──────── Data shown ────────
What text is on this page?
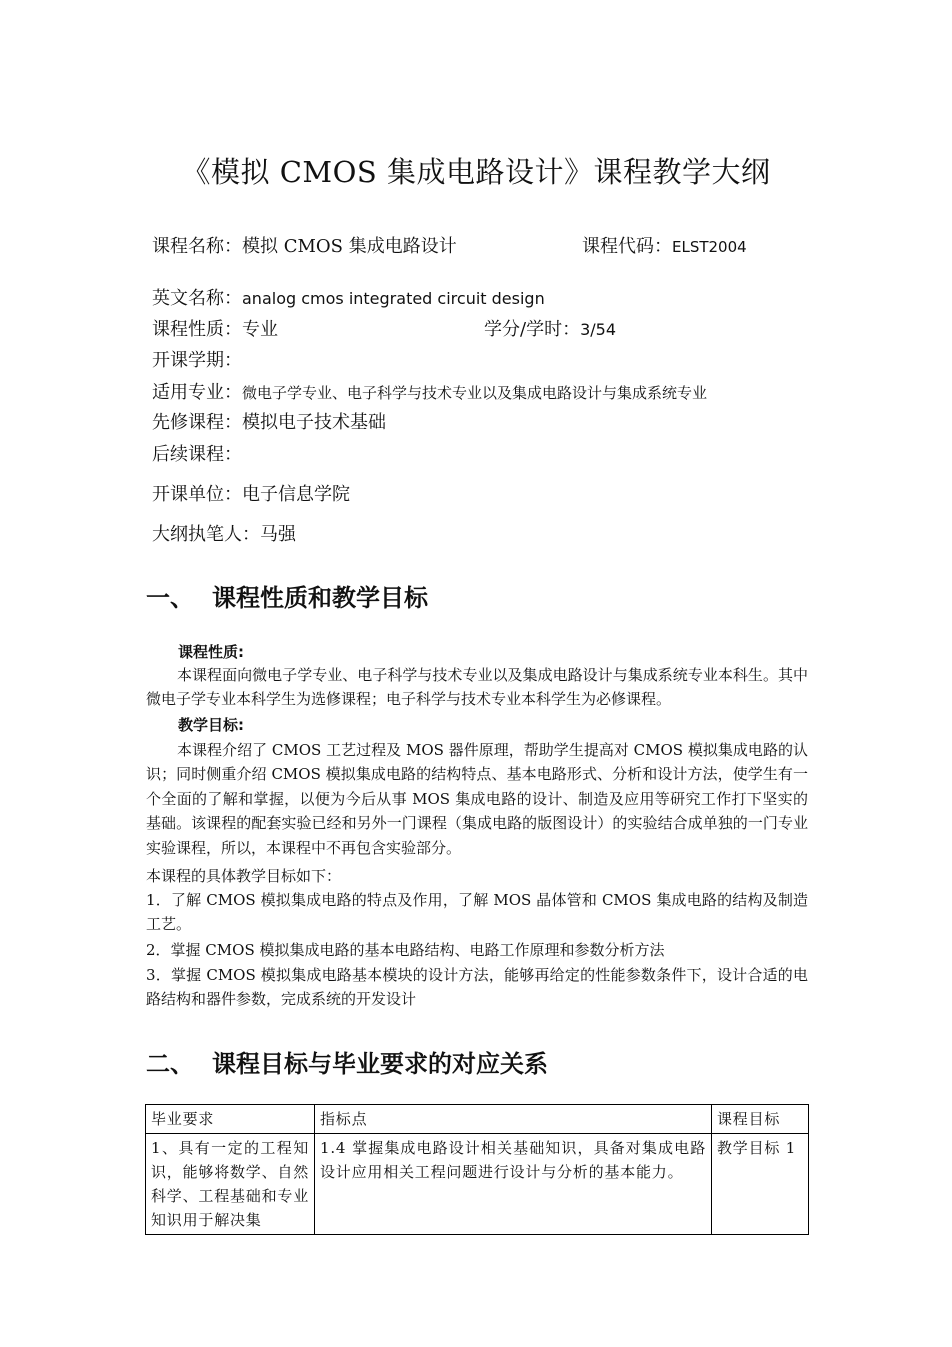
《模拟 CMOS 集成电路设计》课程教学大纲
课程名称：模拟 CMOS 集成电路设计	课程代码：ELST2004
英文名称：analog cmos integrated circuit design
课程性质：专业	学分/学时：3/54
开课学期：
适用专业：微电子学专业、电子科学与技术专业以及集成电路设计与集成系统专业
先修课程：模拟电子技术基础
后续课程：
开课单位：电子信息学院
大纲执笔人：马强
一、 课程性质和教学目标
课程性质:
本课程面向微电子学专业、电子科学与技术专业以及集成电路设计与集成系统专业本科生。其中微电子学专业本科学生为选修课程；电子科学与技术专业本科学生为必修课程。
教学目标:
本课程介绍了 CMOS 工艺过程及 MOS 器件原理，帮助学生提高对 CMOS 模拟集成电路的认识；同时侧重介绍 CMOS 模拟集成电路的结构特点、基本电路形式、分析和设计方法，使学生有一个全面的了解和掌握，以便为今后从事 MOS 集成电路的设计、制造及应用等研究工作打下坚实的基础。该课程的配套实验已经和另外一门课程（集成电路的版图设计）的实验结合成单独的一门专业实验课程，所以，本课程中不再包含实验部分。
本课程的具体教学目标如下：
1．了解 CMOS 模拟集成电路的特点及作用，了解 MOS 晶体管和 CMOS 集成电路的结构及制造工艺。
2．掌握 CMOS 模拟集成电路的基本电路结构、电路工作原理和参数分析方法
3．掌握 CMOS 模拟集成电路基本模块的设计方法，能够再给定的性能参数条件下，设计合适的电路结构和器件参数，完成系统的开发设计
二、 课程目标与毕业要求的对应关系
毕业要求	指标点	课程目标
1、具有一定的工程知识，能够将数学、自然科学、工程基础和专业知识用于解决集	1.4 掌握集成电路设计相关基础知识，具备对集成电路设计应用相关工程问题进行设计与分析的基本能力。	教学目标 1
────────
• **Instructions to follow**: Quote the preceding records in their entirety, excluding every picture.

• **Solution below**:
What text is on this page?
《模拟 CMOS 集成电路设计》课程教学大纲
课程名称：模拟 CMOS 集成电路设计	课程代码：ELST2004
英文名称：analog cmos integrated circuit design
课程性质：专业	学分/学时：3/54
开课学期：
适用专业：微电子学专业、电子科学与技术专业以及集成电路设计与集成系统专业
先修课程：模拟电子技术基础
后续课程：
开课单位：电子信息学院
大纲执笔人：马强
一、 课程性质和教学目标
课程性质:
本课程面向微电子学专业、电子科学与技术专业以及集成电路设计与集成系统专业本科生。其中微电子学专业本科学生为选修课程；电子科学与技术专业本科学生为必修课程。
教学目标:
本课程介绍了 CMOS 工艺过程及 MOS 器件原理，帮助学生提高对 CMOS 模拟集成电路的认识；同时侧重介绍 CMOS 模拟集成电路的结构特点、基本电路形式、分析和设计方法，使学生有一个全面的了解和掌握，以便为今后从事 MOS 集成电路的设计、制造及应用等研究工作打下坚实的基础。该课程的配套实验已经和另外一门课程（集成电路的版图设计）的实验结合成单独的一门专业实验课程，所以，本课程中不再包含实验部分。
本课程的具体教学目标如下：
1．了解 CMOS 模拟集成电路的特点及作用，了解 MOS 晶体管和 CMOS 集成电路的结构及制造工艺。
2．掌握 CMOS 模拟集成电路的基本电路结构、电路工作原理和参数分析方法
3．掌握 CMOS 模拟集成电路基本模块的设计方法，能够再给定的性能参数条件下，设计合适的电路结构和器件参数，完成系统的开发设计
二、 课程目标与毕业要求的对应关系
毕业要求	指标点	课程目标
1、具有一定的工程知识，能够将数学、自然科学、工程基础和专业知识用于解决集	1.4 掌握集成电路设计相关基础知识，具备对集成电路设计应用相关工程问题进行设计与分析的基本能力。	教学目标 1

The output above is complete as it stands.